### Challenge:
Copy out each line of the material in which the word "cards" appears.

-- Start of Data section --

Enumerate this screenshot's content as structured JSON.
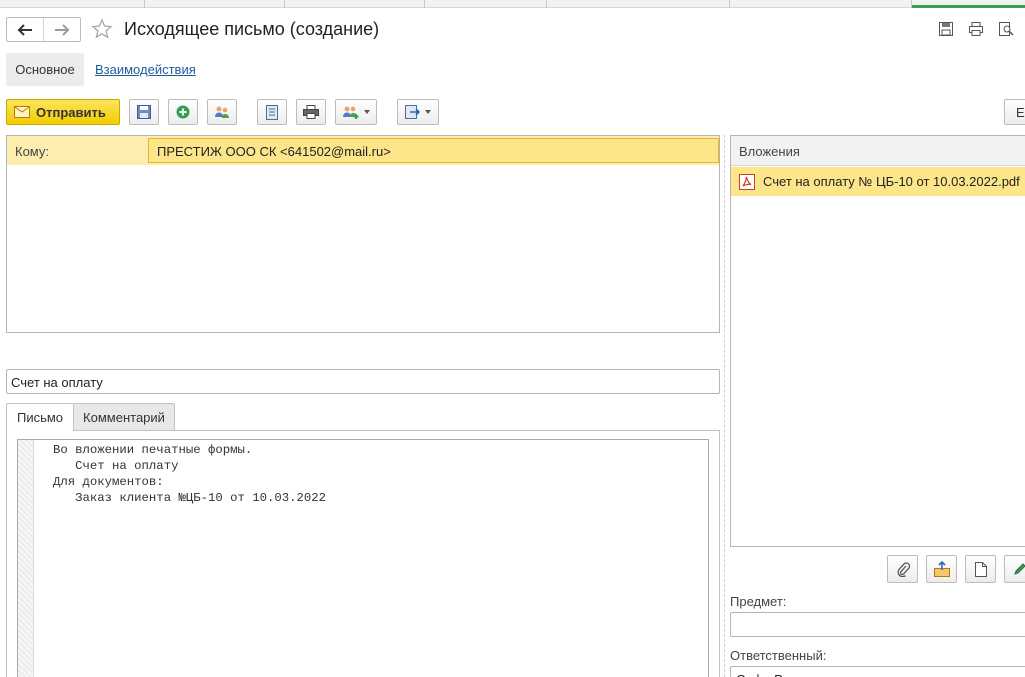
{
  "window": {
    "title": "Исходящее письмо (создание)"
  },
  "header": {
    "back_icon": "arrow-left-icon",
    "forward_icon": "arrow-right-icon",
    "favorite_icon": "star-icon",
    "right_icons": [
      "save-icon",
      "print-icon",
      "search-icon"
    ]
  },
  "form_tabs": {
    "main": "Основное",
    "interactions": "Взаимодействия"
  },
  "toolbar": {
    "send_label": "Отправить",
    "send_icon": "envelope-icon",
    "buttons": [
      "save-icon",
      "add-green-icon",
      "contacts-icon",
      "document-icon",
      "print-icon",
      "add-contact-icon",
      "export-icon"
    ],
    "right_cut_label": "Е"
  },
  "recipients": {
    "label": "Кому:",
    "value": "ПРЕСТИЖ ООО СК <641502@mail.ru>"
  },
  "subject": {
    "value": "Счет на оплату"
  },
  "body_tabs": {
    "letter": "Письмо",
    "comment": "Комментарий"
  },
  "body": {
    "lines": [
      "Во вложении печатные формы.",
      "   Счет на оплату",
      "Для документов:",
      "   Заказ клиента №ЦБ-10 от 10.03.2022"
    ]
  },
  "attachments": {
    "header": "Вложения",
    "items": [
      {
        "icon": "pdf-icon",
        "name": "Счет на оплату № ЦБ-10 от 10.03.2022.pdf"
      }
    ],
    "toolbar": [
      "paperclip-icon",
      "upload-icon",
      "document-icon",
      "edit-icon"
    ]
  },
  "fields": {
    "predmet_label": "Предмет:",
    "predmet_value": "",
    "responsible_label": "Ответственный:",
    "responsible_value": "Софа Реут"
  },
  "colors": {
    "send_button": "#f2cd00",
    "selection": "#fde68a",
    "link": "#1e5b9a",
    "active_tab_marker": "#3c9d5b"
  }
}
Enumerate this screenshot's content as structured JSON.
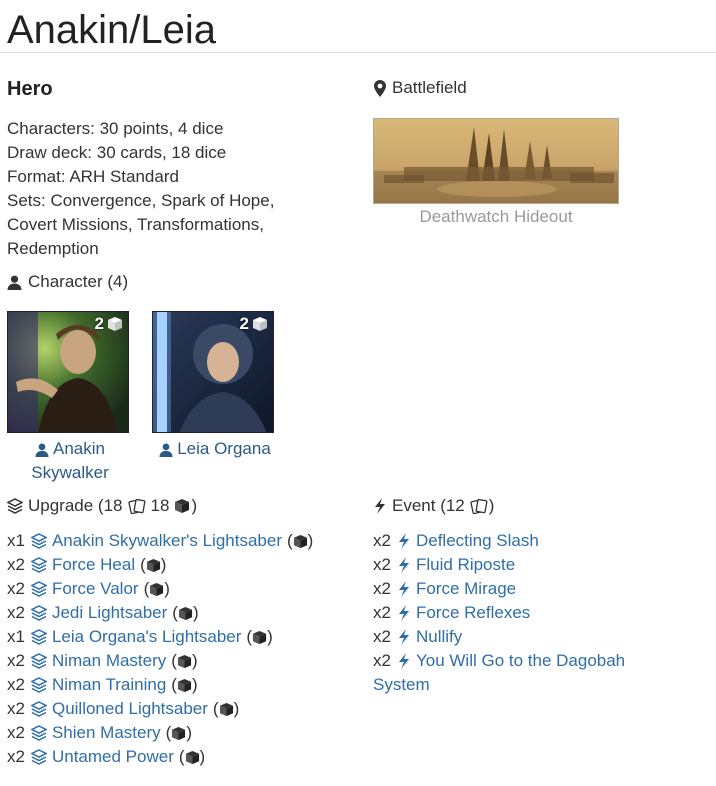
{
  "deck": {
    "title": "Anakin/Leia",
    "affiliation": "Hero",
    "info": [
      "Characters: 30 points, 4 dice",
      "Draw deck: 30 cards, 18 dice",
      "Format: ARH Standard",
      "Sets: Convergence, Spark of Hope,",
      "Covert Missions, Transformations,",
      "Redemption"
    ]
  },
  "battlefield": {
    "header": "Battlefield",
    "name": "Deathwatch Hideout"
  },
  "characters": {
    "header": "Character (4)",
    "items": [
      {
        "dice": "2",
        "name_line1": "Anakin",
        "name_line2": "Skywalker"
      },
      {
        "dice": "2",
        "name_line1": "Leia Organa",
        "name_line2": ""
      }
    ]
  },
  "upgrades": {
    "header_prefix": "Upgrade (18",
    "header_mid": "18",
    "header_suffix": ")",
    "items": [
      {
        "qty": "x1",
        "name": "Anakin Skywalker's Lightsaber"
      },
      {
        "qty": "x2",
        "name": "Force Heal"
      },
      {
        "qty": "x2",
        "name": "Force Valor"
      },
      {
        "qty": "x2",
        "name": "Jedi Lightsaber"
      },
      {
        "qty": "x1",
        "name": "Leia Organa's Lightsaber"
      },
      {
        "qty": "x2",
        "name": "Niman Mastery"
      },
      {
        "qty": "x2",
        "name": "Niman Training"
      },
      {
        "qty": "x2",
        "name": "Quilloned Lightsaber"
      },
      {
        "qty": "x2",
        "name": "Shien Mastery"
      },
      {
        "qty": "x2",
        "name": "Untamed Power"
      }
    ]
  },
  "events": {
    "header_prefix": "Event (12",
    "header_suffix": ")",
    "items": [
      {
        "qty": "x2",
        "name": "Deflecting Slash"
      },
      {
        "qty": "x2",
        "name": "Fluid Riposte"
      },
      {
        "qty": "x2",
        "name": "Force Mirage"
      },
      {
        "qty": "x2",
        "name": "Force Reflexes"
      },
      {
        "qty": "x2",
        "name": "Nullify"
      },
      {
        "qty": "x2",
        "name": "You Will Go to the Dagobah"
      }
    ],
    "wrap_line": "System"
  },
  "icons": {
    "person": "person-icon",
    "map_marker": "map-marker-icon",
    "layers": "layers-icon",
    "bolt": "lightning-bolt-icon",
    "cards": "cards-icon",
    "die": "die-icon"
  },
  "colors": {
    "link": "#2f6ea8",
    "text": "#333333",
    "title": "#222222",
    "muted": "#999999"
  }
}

-- End of Data section --
-- Start of Data section --

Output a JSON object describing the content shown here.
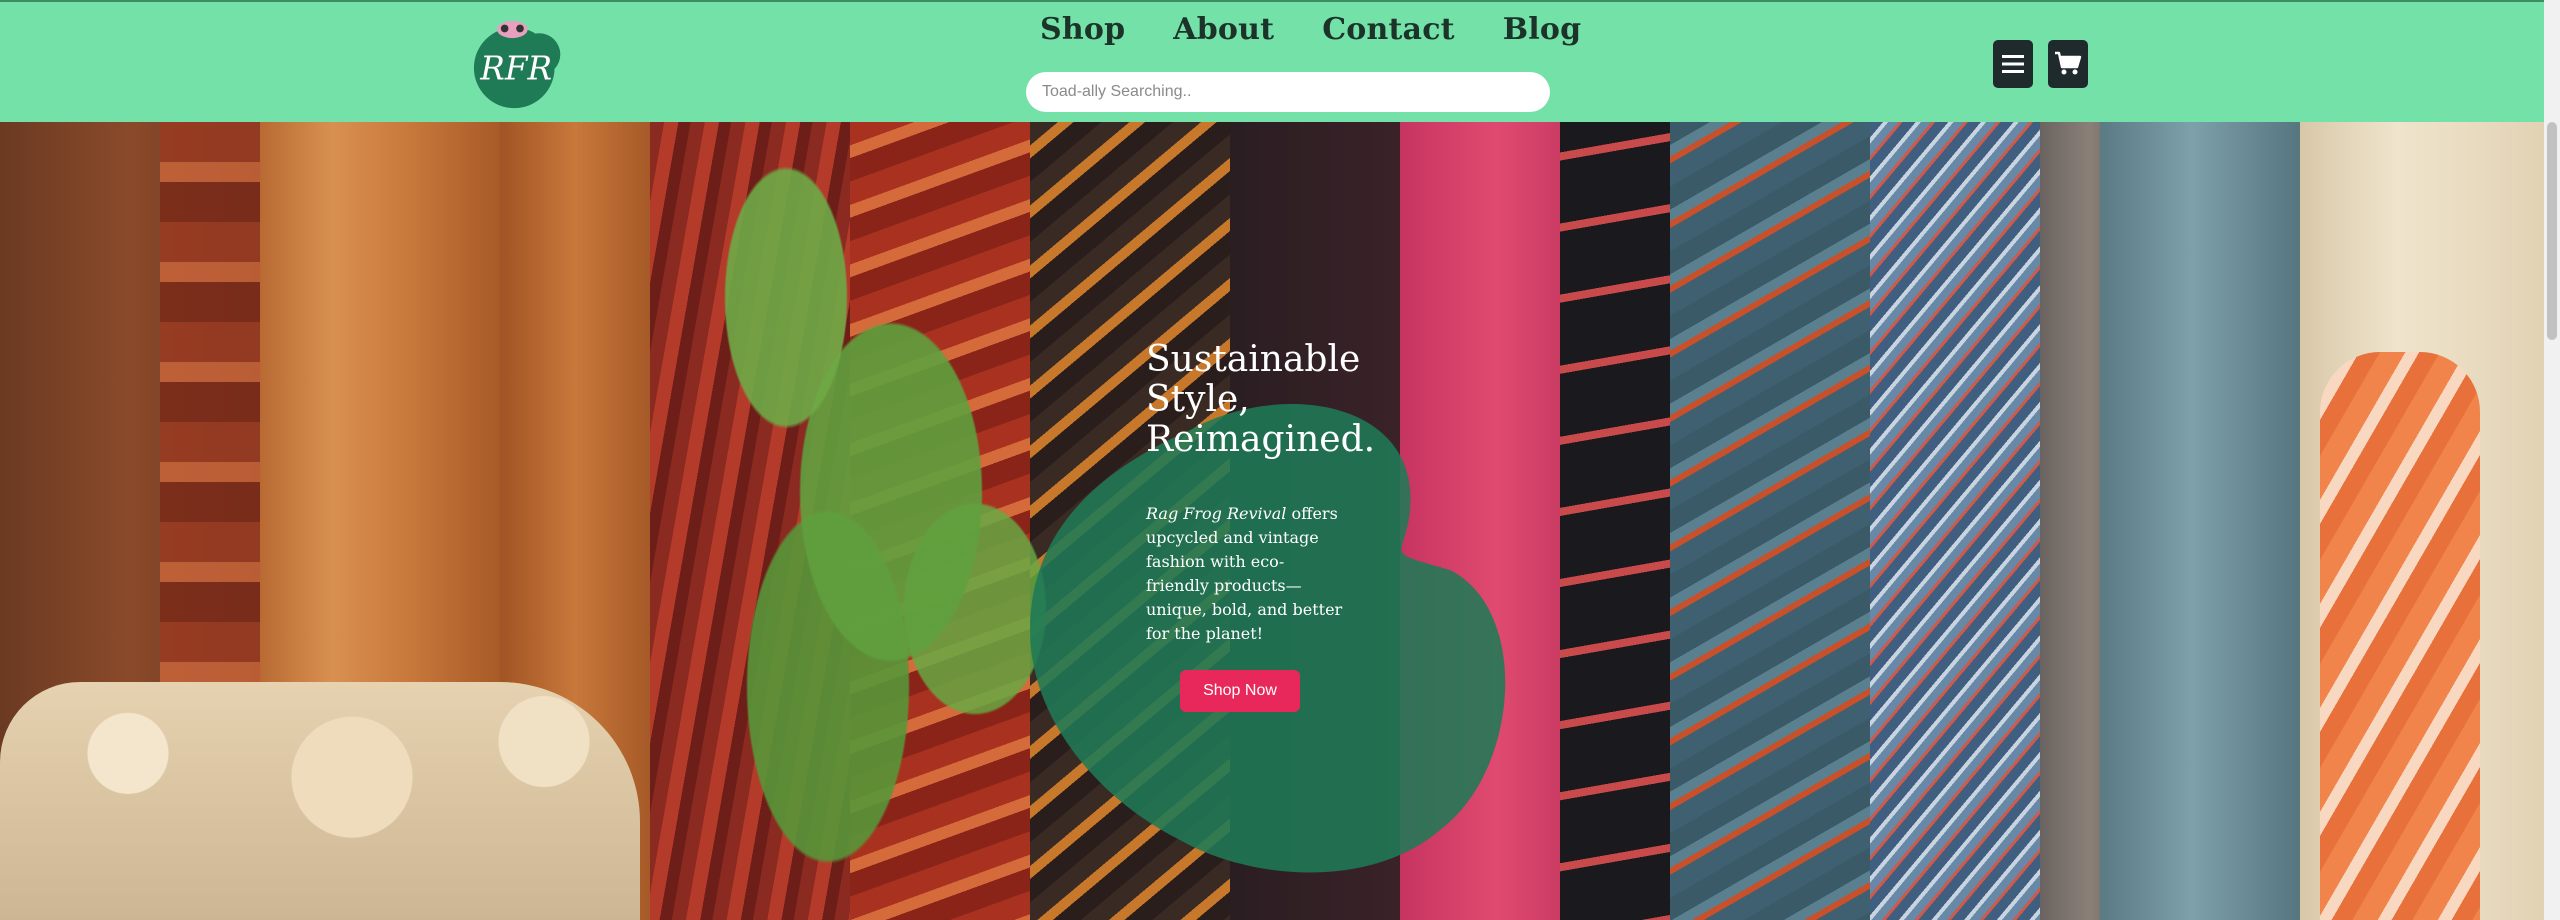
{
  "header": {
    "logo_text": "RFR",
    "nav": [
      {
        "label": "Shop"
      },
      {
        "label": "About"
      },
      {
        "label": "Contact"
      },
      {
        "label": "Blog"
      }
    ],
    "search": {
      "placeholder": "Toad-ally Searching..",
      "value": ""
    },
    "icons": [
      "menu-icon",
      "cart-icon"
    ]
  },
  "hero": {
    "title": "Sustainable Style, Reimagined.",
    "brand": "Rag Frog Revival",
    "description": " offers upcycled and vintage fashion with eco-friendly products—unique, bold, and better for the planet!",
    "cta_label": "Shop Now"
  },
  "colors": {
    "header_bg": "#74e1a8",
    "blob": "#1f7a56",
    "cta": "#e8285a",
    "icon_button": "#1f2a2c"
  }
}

-- End of Data section --

### Final result:
      "Draw deck: 30 cards, 18 dice",
    "cards": "cards-icon",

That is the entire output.